#### Selected passage

May 27, 2007

The Almost Three Hour Tour

The Fort Sumter Tour. I have not been on that since a trip in grade school. I decided to go by myself to see it as an adult. It was very educational as I learned more than I ever wanted to know. One thing that the tour guys wanted us to be sure not to believe anymore was that the first shots of the civil war was fired from Charleston. It was not. It was fired from a fort in the area which was a signal for all the other forts to begin firing upon Fort Sumter. It was an overcast day, cool and very breezy on the boat. I picked up the tour right at the Charleston Aquarium near the IMax Theatre.



As we got underway there were all sorts of other boats at sea as well. Ahoy!



Here we are as we finally arrive. The trips to and from were delightful...all that fresh sea air!




On December 20, 1860 South Carolina delegates to a special secession convention voted unanimously to secede from the United States of America. In November, Abraham Lincoln had been elected President of the United States with little support from the southern states. The critical significance of this election was expressed in South Carolina’s Declaration of the Immediate Causes of Secession: “A geographical line has been drawn across the Union, and all states north of that line have united in the election of a man to the high office of president of the United States, whose opinions and purposes are hostile to slavery.” The Declaration claimed that secession was justified because the Federal government had violated the constitutional compact by encroaching upon the rights of the sovereign states. As the primary violation, the Declaration listed the failure of 14 northern states to enforce the Federal Fugitive Slave Act or to restrict the actions of antislavery organizations. “Thus the constituted compact has been deliberately broken and disregarded by the non-slaveholding States, and the consequence follows that South Carolina is released from her obligation.” The Declaration expressed South Carolina’s fear that “The slaveholding states will no longer have the power of self-government, or self-protection, and the Federal Government will have become their enemy.”


It is not the paper mill! It is pluff mud!

########
#### Material shown

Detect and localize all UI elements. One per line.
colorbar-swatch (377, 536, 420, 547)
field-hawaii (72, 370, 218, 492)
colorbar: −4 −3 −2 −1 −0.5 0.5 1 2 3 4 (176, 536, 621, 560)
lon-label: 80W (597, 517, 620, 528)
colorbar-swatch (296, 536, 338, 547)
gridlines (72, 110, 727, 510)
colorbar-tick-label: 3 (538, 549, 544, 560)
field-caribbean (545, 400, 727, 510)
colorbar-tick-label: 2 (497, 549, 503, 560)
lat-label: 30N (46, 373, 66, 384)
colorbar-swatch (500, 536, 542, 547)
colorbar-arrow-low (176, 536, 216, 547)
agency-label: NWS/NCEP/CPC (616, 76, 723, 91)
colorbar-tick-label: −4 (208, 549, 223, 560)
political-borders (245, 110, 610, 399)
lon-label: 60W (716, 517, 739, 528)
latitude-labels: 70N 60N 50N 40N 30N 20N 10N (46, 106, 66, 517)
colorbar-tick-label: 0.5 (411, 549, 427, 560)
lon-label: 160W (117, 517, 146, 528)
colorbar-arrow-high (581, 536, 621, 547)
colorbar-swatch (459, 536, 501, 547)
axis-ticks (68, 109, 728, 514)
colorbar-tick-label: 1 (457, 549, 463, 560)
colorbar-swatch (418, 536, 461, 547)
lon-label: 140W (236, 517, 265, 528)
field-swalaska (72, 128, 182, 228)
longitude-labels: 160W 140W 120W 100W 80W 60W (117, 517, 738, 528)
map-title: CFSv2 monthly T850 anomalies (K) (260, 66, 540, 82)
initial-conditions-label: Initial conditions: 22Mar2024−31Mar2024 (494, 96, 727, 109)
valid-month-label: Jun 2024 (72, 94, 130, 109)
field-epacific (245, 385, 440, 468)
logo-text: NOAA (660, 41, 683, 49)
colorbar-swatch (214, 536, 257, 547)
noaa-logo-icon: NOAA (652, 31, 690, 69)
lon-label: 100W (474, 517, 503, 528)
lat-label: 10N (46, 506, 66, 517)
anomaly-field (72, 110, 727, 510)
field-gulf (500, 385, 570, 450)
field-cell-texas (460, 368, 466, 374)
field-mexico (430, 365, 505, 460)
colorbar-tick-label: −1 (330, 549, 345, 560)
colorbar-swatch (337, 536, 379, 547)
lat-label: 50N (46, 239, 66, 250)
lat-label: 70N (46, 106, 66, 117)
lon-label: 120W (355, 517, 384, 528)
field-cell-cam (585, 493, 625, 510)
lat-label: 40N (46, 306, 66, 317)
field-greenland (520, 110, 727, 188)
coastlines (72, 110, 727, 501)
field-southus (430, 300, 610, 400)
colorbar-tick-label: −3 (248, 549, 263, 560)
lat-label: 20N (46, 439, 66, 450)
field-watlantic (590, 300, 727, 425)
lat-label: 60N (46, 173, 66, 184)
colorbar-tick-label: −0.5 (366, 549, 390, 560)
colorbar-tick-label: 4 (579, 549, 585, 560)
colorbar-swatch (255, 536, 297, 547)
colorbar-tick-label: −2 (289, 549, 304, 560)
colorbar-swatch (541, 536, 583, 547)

########

Required actions:
**a)** Using the Fort Sumter tour post, decide whether each statement agrees with it. Answer yes or no for each, and quote the words that settle it.
(i) The writer took the tour alone.
(ii) The post says the first shots of the Civil War were fired from Charleston.
(iii) The South Carolina delegates voted unanimously to secede.
**b)** Answer these questions from the Fort Sumter tour post:
(i) Where did the writer pick up the tour?
(ii) What was the weather like on the boat?
(iii) How many northern states does the Declaration say failed to enforce the Federal Fugitive Slave Act?
**c)** List every passage the Fort Sumter tour post quotes directly from South Carolina's Declaration of the Immediate Causes of Secession.

Responses to the exercise:
**a)**
(i) Yes: "I decided to go by myself to see it as an adult."
(ii) No: "the first shots of the civil war was fired from Charleston. It was not."
(iii) Yes: "South Carolina delegates to a special secession convention voted unanimously to secede from the United States of America."

**b)**
(i) At the Charleston Aquarium, near the IMax Theatre.
(ii) Overcast, cool and very breezy.
(iii) 14.

**c)**
- "A geographical line has been drawn across the Union, and all states north of that line have united in the election of a man to the high office of president of the United States, whose opinions and purposes are hostile to slavery."
- "Thus the constituted compact has been deliberately broken and disregarded by the non-slaveholding States, and the consequence follows that South Carolina is released from her obligation."
- "The slaveholding states will no longer have the power of self-government, or self-protection, and the Federal Government will have become their enemy."